SET PROBLEM: Leave the pictures out and reproduce, exactly, the lines from the one with "Transcribe the text in this document." through the end of the entries below.
___ THE RECORDS
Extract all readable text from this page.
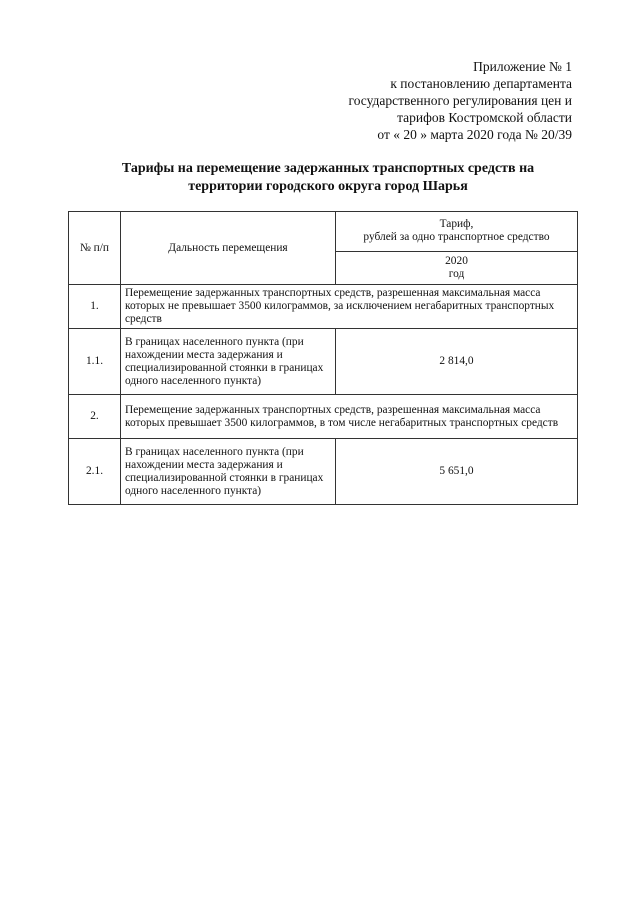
Приложение № 1
к постановлению департамента
государственного регулирования цен и
тарифов Костромской области
от « 20 » марта 2020 года № 20/39
Тарифы на перемещение задержанных транспортных средств на
территории городского округа город Шарья
№ п/п	Дальность перемещения	Тариф,
рублей за одно транспортное средство

		2020
год

1.	Перемещение задержанных транспортных средств, разрешенная максимальная масса которых не превышает 3500 килограммов, за исключением негабаритных транспортных средств	
1.1.	В границах населенного пункта (при нахождении места задержания и специализированной стоянки в границах одного населенного пункта)	2 814,0
2.	Перемещение задержанных транспортных средств, разрешенная максимальная масса которых превышает 3500 килограммов, в том числе негабаритных транспортных средств	
2.1.	В границах населенного пункта (при нахождении места задержания и специализированной стоянки в границах одного населенного пункта)	5 651,0
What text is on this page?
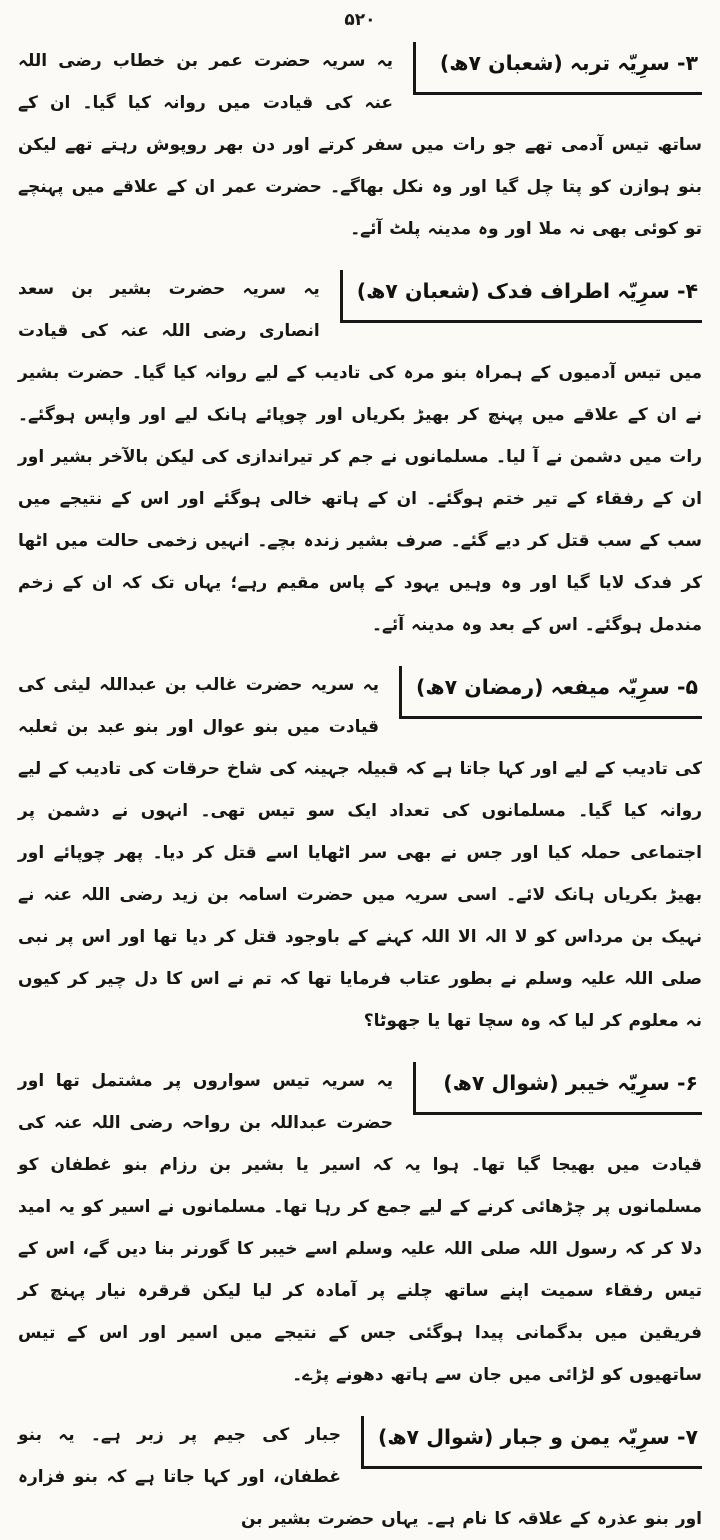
۵۲۰
۳- سرِیّہ تربہ (شعبان ۷ھ)

یہ سریہ حضرت عمر بن خطاب رضی اللہ عنہ کی قیادت میں روانہ کیا گیا۔ ان کے ساتھ تیس آدمی تھے جو رات میں سفر کرتے اور دن بھر روپوش رہتے تھے لیکن بنو ہوازن کو پتا چل گیا اور وہ نکل بھاگے۔ حضرت عمر ان کے علاقے میں پہنچے تو کوئی بھی نہ ملا اور وہ مدینہ پلٹ آئے۔

۴- سرِیّہ اطراف فدک (شعبان ۷ھ)

یہ سریہ حضرت بشیر بن سعد انصاری رضی اللہ عنہ کی قیادت میں تیس آدمیوں کے ہمراہ بنو مرہ کی تادیب کے لیے روانہ کیا گیا۔ حضرت بشیر نے ان کے علاقے میں پہنچ کر بھیڑ بکریاں اور چوپائے ہانک لیے اور واپس ہوگئے۔ رات میں دشمن نے آ لیا۔ مسلمانوں نے جم کر تیراندازی کی لیکن بالآخر بشیر اور ان کے رفقاء کے تیر ختم ہوگئے۔ ان کے ہاتھ خالی ہوگئے اور اس کے نتیجے میں سب کے سب قتل کر دیے گئے۔ صرف بشیر زندہ بچے۔ انہیں زخمی حالت میں اٹھا کر فدک لایا گیا اور وہ وہیں یہود کے پاس مقیم رہے؛ یہاں تک کہ ان کے زخم مندمل ہوگئے۔ اس کے بعد وہ مدینہ آئے۔

۵- سرِیّہ میفعہ (رمضان ۷ھ)

یہ سریہ حضرت غالب بن عبداللہ لیثی کی قیادت میں بنو عوال اور بنو عبد بن ثعلبہ کی تادیب کے لیے اور کہا جاتا ہے کہ قبیلہ جہینہ کی شاخ حرقات کی تادیب کے لیے روانہ کیا گیا۔ مسلمانوں کی تعداد ایک سو تیس تھی۔ انہوں نے دشمن پر اجتماعی حملہ کیا اور جس نے بھی سر اٹھایا اسے قتل کر دیا۔ پھر چوپائے اور بھیڑ بکریاں ہانک لائے۔ اسی سریہ میں حضرت اسامہ بن زید رضی اللہ عنہ نے نہیک بن مرداس کو لا الہ الا اللہ کہنے کے باوجود قتل کر دیا تھا اور اس پر نبی صلی اللہ علیہ وسلم نے بطور عتاب فرمایا تھا کہ تم نے اس کا دل چیر کر کیوں نہ معلوم کر لیا کہ وہ سچا تھا یا جھوٹا؟

۶- سرِیّہ خیبر (شوال ۷ھ)

یہ سریہ تیس سواروں پر مشتمل تھا اور حضرت عبداللہ بن رواحہ رضی اللہ عنہ کی قیادت میں بھیجا گیا تھا۔ ہوا یہ کہ اسیر یا بشیر بن رزام بنو غطفان کو مسلمانوں پر چڑھائی کرنے کے لیے جمع کر رہا تھا۔ مسلمانوں نے اسیر کو یہ امید دلا کر کہ رسول اللہ صلی اللہ علیہ وسلم اسے خیبر کا گورنر بنا دیں گے، اس کے تیس رفقاء سمیت اپنے ساتھ چلنے پر آمادہ کر لیا لیکن قرقرہ نیار پہنچ کر فریقین میں بدگمانی پیدا ہوگئی جس کے نتیجے میں اسیر اور اس کے تیس ساتھیوں کو لڑائی میں جان سے ہاتھ دھونے پڑے۔

۷- سرِیّہ یمن و جبار (شوال ۷ھ)

جبار کی جیم پر زبر ہے۔ یہ بنو غطفان، اور کہا جاتا ہے کہ بنو فزارہ اور بنو عذرہ کے علاقہ کا نام ہے۔ یہاں حضرت بشیر بن
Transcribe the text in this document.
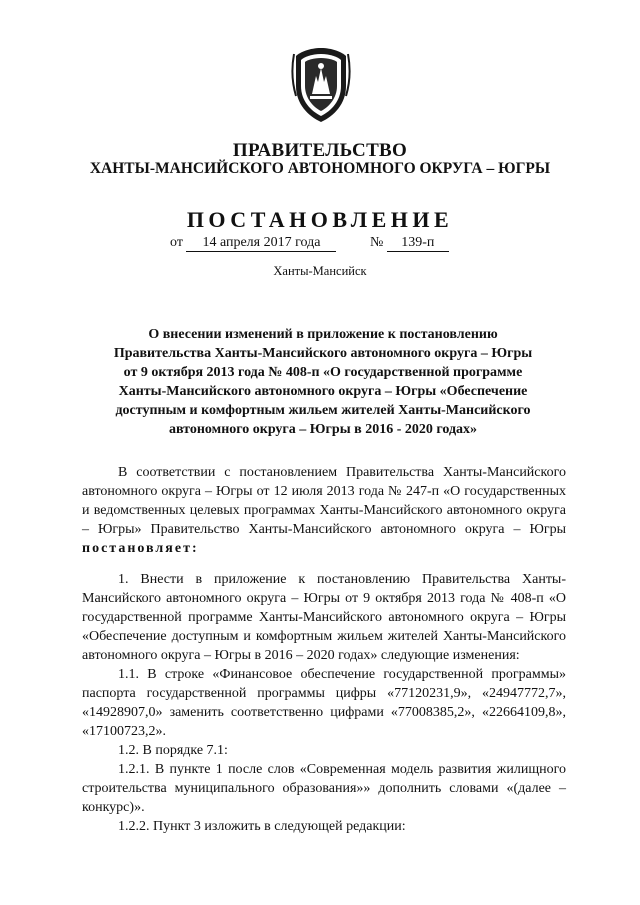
ПРАВИТЕЛЬСТВО
ХАНТЫ-МАНСИЙСКОГО АВТОНОМНОГО ОКРУГА – ЮГРЫ
ПОСТАНОВЛЕНИЕ
от 14 апреля 2017 года	№ 139-п
Ханты-Мансийск
О внесении изменений в приложение к постановлению
Правительства Ханты-Мансийского автономного округа – Югры
от 9 октября 2013 года № 408-п «О государственной программе
Ханты-Мансийского автономного округа – Югры «Обеспечение
доступным и комфортным жильем жителей Ханты-Мансийского
автономного округа – Югры в 2016 - 2020 годах»

В соответствии с постановлением Правительства Ханты-Мансийского автономного округа – Югры от 12 июля 2013 года № 247-п «О государственных и ведомственных целевых программах Ханты-Мансийского автономного округа – Югры» Правительство Ханты-Мансийского автономного округа – Югры постановляет:

1. Внести в приложение к постановлению Правительства Ханты-Мансийского автономного округа – Югры от 9 октября 2013 года № 408-п «О государственной программе Ханты-Мансийского автономного округа – Югры «Обеспечение доступным и комфортным жильем жителей Ханты-Мансийского автономного округа – Югры в 2016 – 2020 годах» следующие изменения:

1.1. В строке «Финансовое обеспечение государственной программы» паспорта государственной программы цифры «77120231,9», «24947772,7», «14928907,0» заменить соответственно цифрами «77008385,2», «22664109,8», «17100723,2».

1.2. В порядке 7.1:

1.2.1. В пункте 1 после слов «Современная модель развития жилищного строительства муниципального образования»» дополнить словами «(далее – конкурс)».

1.2.2. Пункт 3 изложить в следующей редакции:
______
SOLUTION FOR THIS PROBLEM:
Transcribe the text in this document.
ПРАВИТЕЛЬСТВО
ХАНТЫ-МАНСИЙСКОГО АВТОНОМНОГО ОКРУГА – ЮГРЫ
ПОСТАНОВЛЕНИЕ
от 14 апреля 2017 года	№ 139-п
Ханты-Мансийск
О внесении изменений в приложение к постановлению
Правительства Ханты-Мансийского автономного округа – Югры
от 9 октября 2013 года № 408-п «О государственной программе
Ханты-Мансийского автономного округа – Югры «Обеспечение
доступным и комфортным жильем жителей Ханты-Мансийского
автономного округа – Югры в 2016 - 2020 годах»

В соответствии с постановлением Правительства Ханты-Мансийского автономного округа – Югры от 12 июля 2013 года № 247-п «О государственных и ведомственных целевых программах Ханты-Мансийского автономного округа – Югры» Правительство Ханты-Мансийского автономного округа – Югры постановляет:

1. Внести в приложение к постановлению Правительства Ханты-Мансийского автономного округа – Югры от 9 октября 2013 года № 408-п «О государственной программе Ханты-Мансийского автономного округа – Югры «Обеспечение доступным и комфортным жильем жителей Ханты-Мансийского автономного округа – Югры в 2016 – 2020 годах» следующие изменения:

1.1. В строке «Финансовое обеспечение государственной программы» паспорта государственной программы цифры «77120231,9», «24947772,7», «14928907,0» заменить соответственно цифрами «77008385,2», «22664109,8», «17100723,2».

1.2. В порядке 7.1:

1.2.1. В пункте 1 после слов «Современная модель развития жилищного строительства муниципального образования»» дополнить словами «(далее – конкурс)».

1.2.2. Пункт 3 изложить в следующей редакции:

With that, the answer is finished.